• [Collected data]
....................

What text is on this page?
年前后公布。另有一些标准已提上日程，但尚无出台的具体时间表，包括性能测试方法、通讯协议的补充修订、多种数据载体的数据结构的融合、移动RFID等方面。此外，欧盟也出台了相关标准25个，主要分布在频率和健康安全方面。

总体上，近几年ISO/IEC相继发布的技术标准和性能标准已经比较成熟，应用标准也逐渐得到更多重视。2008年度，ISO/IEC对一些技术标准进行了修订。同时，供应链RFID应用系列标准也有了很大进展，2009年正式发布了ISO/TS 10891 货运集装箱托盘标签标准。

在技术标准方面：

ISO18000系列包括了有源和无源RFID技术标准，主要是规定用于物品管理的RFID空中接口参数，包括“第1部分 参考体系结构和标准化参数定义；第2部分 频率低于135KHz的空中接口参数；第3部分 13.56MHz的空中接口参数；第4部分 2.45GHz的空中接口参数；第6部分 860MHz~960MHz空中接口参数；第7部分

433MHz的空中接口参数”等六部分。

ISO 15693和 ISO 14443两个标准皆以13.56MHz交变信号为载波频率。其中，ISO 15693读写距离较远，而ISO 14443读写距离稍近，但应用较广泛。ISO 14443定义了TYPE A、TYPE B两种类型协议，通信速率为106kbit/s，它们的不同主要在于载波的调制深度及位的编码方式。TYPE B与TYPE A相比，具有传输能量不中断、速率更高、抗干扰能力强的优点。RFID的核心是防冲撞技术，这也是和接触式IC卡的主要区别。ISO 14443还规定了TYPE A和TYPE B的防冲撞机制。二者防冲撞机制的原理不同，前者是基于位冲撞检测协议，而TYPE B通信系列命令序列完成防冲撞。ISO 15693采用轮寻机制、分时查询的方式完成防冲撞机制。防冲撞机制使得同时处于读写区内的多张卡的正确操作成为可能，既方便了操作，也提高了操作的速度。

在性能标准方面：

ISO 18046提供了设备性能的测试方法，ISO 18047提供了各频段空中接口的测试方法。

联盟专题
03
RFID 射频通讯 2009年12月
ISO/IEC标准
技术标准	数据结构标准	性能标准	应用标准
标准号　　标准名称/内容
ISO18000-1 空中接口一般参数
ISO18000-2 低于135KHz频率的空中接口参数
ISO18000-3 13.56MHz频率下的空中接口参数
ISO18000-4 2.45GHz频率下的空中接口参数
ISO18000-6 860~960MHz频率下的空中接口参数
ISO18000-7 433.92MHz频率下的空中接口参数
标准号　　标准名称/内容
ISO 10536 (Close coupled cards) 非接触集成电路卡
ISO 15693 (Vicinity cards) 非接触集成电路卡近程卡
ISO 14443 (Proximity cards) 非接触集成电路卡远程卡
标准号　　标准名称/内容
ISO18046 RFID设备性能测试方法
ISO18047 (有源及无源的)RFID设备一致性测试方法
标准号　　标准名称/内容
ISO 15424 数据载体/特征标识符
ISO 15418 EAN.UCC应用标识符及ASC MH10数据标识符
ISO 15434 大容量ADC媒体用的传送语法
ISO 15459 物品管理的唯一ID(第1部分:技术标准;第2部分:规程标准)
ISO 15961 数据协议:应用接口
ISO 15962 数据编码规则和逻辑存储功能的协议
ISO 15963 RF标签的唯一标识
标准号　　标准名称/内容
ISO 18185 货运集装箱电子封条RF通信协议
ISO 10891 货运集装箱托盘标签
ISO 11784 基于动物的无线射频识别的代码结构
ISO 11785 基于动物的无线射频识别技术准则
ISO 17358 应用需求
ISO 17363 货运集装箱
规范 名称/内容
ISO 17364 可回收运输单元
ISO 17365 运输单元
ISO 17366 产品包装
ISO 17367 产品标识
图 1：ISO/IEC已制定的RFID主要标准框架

....................

• [What to do]
Reproduce the full listing above, character for character.

• [Task answer]
What text is on this page?
年前后公布。另有一些标准已提上日程，但尚无出台的具体时间表，包括性能测试方法、通讯协议的补充修订、多种数据载体的数据结构的融合、移动RFID等方面。此外，欧盟也出台了相关标准25个，主要分布在频率和健康安全方面。

总体上，近几年ISO/IEC相继发布的技术标准和性能标准已经比较成熟，应用标准也逐渐得到更多重视。2008年度，ISO/IEC对一些技术标准进行了修订。同时，供应链RFID应用系列标准也有了很大进展，2009年正式发布了ISO/TS 10891 货运集装箱托盘标签标准。

在技术标准方面：

ISO18000系列包括了有源和无源RFID技术标准，主要是规定用于物品管理的RFID空中接口参数，包括“第1部分 参考体系结构和标准化参数定义；第2部分 频率低于135KHz的空中接口参数；第3部分 13.56MHz的空中接口参数；第4部分 2.45GHz的空中接口参数；第6部分 860MHz~960MHz空中接口参数；第7部分

433MHz的空中接口参数”等六部分。

ISO 15693和 ISO 14443两个标准皆以13.56MHz交变信号为载波频率。其中，ISO 15693读写距离较远，而ISO 14443读写距离稍近，但应用较广泛。ISO 14443定义了TYPE A、TYPE B两种类型协议，通信速率为106kbit/s，它们的不同主要在于载波的调制深度及位的编码方式。TYPE B与TYPE A相比，具有传输能量不中断、速率更高、抗干扰能力强的优点。RFID的核心是防冲撞技术，这也是和接触式IC卡的主要区别。ISO 14443还规定了TYPE A和TYPE B的防冲撞机制。二者防冲撞机制的原理不同，前者是基于位冲撞检测协议，而TYPE B通信系列命令序列完成防冲撞。ISO 15693采用轮寻机制、分时查询的方式完成防冲撞机制。防冲撞机制使得同时处于读写区内的多张卡的正确操作成为可能，既方便了操作，也提高了操作的速度。

在性能标准方面：

ISO 18046提供了设备性能的测试方法，ISO 18047提供了各频段空中接口的测试方法。

联盟专题
03
RFID 射频通讯 2009年12月
ISO/IEC标准
技术标准	数据结构标准	性能标准	应用标准
标准号　　标准名称/内容
ISO18000-1 空中接口一般参数
ISO18000-2 低于135KHz频率的空中接口参数
ISO18000-3 13.56MHz频率下的空中接口参数
ISO18000-4 2.45GHz频率下的空中接口参数
ISO18000-6 860~960MHz频率下的空中接口参数
ISO18000-7 433.92MHz频率下的空中接口参数
标准号　　标准名称/内容
ISO 10536 (Close coupled cards) 非接触集成电路卡
ISO 15693 (Vicinity cards) 非接触集成电路卡近程卡
ISO 14443 (Proximity cards) 非接触集成电路卡远程卡
标准号　　标准名称/内容
ISO18046 RFID设备性能测试方法
ISO18047 (有源及无源的)RFID设备一致性测试方法
标准号　　标准名称/内容
ISO 15424 数据载体/特征标识符
ISO 15418 EAN.UCC应用标识符及ASC MH10数据标识符
ISO 15434 大容量ADC媒体用的传送语法
ISO 15459 物品管理的唯一ID(第1部分:技术标准;第2部分:规程标准)
ISO 15961 数据协议:应用接口
ISO 15962 数据编码规则和逻辑存储功能的协议
ISO 15963 RF标签的唯一标识
标准号　　标准名称/内容
ISO 18185 货运集装箱电子封条RF通信协议
ISO 10891 货运集装箱托盘标签
ISO 11784 基于动物的无线射频识别的代码结构
ISO 11785 基于动物的无线射频识别技术准则
ISO 17358 应用需求
ISO 17363 货运集装箱
规范 名称/内容
ISO 17364 可回收运输单元
ISO 17365 运输单元
ISO 17366 产品包装
ISO 17367 产品标识
图 1：ISO/IEC已制定的RFID主要标准框架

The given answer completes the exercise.